Dataset listings of figures:
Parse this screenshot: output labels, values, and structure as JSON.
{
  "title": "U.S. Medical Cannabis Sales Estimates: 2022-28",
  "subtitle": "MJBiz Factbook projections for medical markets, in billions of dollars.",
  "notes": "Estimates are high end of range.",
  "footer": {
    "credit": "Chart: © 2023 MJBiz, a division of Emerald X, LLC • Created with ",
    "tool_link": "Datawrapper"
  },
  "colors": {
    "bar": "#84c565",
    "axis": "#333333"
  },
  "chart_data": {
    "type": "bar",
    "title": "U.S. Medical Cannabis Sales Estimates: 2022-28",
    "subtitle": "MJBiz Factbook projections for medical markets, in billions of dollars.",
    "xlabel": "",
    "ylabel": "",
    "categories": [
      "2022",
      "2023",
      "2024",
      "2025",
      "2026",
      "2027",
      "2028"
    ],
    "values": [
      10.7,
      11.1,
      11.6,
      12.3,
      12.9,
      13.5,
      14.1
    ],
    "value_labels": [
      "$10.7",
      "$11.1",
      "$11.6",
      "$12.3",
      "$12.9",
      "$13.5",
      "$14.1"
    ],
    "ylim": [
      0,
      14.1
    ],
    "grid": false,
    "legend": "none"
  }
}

# SET PROBLEM
Give back each line above precisely as it stands.

# EXERCISE OUTPUT
Parse this screenshot: output labels, values, and structure as JSON.
{
  "title": "U.S. Medical Cannabis Sales Estimates: 2022-28",
  "subtitle": "MJBiz Factbook projections for medical markets, in billions of dollars.",
  "notes": "Estimates are high end of range.",
  "footer": {
    "credit": "Chart: © 2023 MJBiz, a division of Emerald X, LLC • Created with ",
    "tool_link": "Datawrapper"
  },
  "colors": {
    "bar": "#84c565",
    "axis": "#333333"
  },
  "chart_data": {
    "type": "bar",
    "title": "U.S. Medical Cannabis Sales Estimates: 2022-28",
    "subtitle": "MJBiz Factbook projections for medical markets, in billions of dollars.",
    "xlabel": "",
    "ylabel": "",
    "categories": [
      "2022",
      "2023",
      "2024",
      "2025",
      "2026",
      "2027",
      "2028"
    ],
    "values": [
      10.7,
      11.1,
      11.6,
      12.3,
      12.9,
      13.5,
      14.1
    ],
    "value_labels": [
      "$10.7",
      "$11.1",
      "$11.6",
      "$12.3",
      "$12.9",
      "$13.5",
      "$14.1"
    ],
    "ylim": [
      0,
      14.1
    ],
    "grid": false,
    "legend": "none"
  }
}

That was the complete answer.